Say how many lines of these entries include the word "name", and answer with the number alone.

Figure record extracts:
★ ★ ★ ★

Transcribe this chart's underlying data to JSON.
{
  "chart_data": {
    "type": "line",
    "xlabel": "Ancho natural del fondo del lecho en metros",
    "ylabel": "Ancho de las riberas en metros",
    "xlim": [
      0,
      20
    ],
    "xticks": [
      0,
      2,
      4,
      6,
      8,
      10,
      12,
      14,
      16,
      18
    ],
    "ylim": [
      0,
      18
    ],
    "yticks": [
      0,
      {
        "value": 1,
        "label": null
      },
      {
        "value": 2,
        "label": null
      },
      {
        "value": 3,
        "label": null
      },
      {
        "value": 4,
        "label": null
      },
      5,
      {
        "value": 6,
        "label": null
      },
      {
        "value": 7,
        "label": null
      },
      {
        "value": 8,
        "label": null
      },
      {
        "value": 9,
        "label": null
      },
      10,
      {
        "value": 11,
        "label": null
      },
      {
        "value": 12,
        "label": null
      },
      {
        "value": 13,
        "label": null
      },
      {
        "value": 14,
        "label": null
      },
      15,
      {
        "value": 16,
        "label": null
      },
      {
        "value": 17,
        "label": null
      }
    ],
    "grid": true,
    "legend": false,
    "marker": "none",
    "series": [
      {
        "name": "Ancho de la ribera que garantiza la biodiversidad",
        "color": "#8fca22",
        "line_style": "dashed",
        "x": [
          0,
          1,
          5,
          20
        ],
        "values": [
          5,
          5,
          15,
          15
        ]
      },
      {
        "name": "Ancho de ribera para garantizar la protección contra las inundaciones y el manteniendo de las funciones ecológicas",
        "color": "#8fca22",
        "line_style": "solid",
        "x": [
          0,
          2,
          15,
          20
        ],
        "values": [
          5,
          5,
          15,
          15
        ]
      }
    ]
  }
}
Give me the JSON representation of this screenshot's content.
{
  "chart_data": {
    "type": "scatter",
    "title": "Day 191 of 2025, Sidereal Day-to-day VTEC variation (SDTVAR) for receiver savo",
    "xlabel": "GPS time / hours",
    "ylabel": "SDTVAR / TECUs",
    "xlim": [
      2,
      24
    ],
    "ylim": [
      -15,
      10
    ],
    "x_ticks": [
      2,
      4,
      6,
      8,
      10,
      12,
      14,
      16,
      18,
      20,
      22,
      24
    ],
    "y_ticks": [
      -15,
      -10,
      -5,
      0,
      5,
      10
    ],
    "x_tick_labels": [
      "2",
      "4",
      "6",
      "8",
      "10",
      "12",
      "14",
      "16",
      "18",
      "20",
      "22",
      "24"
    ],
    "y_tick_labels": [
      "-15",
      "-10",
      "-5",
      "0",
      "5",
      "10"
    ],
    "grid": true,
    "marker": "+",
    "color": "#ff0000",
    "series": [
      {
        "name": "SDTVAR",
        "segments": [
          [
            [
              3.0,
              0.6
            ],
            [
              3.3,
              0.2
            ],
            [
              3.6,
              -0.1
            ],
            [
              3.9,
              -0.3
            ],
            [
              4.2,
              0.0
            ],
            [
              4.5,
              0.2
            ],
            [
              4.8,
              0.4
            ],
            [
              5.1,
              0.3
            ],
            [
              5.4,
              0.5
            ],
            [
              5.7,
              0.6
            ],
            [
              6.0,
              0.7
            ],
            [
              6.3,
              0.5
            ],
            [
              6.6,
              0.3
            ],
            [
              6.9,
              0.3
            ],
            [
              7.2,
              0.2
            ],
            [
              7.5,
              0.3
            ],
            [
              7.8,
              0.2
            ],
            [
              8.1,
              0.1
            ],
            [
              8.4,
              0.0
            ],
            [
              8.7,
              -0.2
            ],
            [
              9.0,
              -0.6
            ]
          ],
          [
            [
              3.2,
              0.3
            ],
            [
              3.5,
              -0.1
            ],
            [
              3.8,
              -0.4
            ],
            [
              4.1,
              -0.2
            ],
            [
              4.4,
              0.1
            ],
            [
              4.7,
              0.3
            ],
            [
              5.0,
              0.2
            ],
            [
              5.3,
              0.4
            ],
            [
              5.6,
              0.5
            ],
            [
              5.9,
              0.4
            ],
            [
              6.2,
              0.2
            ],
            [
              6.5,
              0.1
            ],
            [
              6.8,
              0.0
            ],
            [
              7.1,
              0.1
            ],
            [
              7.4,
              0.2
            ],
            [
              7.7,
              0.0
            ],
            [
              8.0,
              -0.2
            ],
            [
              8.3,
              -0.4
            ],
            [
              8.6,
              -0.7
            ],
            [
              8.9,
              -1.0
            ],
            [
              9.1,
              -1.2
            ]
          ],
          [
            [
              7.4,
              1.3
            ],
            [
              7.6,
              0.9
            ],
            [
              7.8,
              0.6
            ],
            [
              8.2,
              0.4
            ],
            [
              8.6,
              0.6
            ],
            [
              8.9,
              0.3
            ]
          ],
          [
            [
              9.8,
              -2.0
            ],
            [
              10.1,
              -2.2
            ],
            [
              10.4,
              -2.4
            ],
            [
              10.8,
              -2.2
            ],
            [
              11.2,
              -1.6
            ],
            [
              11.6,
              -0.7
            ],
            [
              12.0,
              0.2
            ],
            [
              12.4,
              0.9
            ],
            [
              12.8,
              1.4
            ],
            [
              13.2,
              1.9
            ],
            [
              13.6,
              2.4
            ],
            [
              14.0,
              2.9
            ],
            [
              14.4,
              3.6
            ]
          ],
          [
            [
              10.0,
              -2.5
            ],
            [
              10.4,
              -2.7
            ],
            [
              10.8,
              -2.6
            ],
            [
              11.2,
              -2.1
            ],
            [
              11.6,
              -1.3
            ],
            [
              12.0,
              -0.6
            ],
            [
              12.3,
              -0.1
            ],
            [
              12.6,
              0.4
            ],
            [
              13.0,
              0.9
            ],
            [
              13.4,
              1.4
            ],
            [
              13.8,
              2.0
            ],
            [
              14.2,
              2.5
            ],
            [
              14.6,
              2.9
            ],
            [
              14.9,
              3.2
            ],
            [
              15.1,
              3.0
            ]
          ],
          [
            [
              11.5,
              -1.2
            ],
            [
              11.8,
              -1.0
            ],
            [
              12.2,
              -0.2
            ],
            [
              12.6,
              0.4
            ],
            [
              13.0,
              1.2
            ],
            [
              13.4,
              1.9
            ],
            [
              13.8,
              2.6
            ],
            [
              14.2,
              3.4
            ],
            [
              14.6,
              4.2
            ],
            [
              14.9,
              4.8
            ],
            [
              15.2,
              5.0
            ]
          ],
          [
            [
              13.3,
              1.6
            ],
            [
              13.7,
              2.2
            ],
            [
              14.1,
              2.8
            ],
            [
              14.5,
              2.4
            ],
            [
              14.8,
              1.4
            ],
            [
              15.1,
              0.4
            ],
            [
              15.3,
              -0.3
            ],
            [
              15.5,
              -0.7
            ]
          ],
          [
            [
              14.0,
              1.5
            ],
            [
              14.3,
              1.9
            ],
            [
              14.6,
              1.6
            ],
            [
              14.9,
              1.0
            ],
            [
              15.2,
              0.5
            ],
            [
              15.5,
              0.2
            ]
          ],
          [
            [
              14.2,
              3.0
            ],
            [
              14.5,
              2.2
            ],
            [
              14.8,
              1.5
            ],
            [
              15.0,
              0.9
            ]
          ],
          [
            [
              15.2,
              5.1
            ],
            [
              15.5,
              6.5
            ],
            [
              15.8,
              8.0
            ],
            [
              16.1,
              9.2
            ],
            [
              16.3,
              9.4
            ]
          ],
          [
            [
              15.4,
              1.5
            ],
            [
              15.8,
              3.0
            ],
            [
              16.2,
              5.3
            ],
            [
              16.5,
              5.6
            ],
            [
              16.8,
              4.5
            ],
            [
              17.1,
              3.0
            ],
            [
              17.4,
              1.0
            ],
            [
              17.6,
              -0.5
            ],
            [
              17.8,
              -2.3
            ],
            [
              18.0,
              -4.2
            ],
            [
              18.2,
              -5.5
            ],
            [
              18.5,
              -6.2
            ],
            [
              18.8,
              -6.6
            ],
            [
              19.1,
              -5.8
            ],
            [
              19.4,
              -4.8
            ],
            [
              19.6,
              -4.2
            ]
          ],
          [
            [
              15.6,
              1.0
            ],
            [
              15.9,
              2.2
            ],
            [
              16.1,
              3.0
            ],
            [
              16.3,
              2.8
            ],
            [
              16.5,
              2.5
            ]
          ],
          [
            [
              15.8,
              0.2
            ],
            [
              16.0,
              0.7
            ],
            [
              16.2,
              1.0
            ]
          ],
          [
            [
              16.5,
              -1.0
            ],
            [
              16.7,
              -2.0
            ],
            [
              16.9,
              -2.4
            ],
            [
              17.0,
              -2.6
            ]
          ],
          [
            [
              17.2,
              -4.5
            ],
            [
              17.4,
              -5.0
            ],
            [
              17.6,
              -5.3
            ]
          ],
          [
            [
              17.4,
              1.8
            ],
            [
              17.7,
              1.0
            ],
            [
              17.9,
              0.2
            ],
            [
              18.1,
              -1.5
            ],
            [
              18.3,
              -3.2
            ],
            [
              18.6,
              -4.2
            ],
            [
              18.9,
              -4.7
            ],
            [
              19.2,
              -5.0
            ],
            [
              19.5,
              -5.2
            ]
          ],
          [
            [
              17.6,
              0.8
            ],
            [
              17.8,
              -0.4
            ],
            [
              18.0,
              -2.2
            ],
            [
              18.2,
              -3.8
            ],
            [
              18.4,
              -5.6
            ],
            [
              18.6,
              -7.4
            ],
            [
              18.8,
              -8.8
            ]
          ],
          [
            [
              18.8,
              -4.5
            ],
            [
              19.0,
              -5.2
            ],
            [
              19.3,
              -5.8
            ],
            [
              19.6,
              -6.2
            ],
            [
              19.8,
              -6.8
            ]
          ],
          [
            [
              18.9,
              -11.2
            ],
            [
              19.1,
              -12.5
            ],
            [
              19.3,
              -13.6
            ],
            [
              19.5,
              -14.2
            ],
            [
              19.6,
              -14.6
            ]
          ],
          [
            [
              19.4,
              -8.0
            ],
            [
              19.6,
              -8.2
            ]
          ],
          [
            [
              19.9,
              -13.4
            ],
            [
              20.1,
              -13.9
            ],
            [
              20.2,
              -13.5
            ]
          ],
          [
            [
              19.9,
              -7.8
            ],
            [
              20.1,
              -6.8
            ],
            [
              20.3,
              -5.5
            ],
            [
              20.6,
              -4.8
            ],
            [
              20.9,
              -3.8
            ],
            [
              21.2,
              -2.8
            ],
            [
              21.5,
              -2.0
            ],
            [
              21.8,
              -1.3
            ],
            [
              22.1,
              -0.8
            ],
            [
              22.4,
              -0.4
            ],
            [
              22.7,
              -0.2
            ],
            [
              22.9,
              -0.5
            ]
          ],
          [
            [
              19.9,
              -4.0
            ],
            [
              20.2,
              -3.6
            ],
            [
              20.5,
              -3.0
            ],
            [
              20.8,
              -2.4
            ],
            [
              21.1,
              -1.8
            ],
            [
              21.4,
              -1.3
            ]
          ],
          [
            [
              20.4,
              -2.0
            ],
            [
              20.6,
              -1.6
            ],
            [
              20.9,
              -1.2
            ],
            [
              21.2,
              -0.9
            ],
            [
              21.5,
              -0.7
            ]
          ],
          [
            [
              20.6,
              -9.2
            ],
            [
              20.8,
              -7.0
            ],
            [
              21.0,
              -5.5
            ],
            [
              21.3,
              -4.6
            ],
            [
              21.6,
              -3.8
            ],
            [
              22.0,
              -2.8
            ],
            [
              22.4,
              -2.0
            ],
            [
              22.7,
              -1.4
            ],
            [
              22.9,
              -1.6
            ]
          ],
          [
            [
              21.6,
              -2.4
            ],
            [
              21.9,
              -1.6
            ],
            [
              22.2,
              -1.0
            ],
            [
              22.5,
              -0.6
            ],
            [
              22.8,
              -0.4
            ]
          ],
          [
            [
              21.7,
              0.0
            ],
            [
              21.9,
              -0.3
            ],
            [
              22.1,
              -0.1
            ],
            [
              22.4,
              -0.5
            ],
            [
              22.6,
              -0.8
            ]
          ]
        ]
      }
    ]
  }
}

★ ★ ★ ★

§ EXERCISE SOLUTION:
3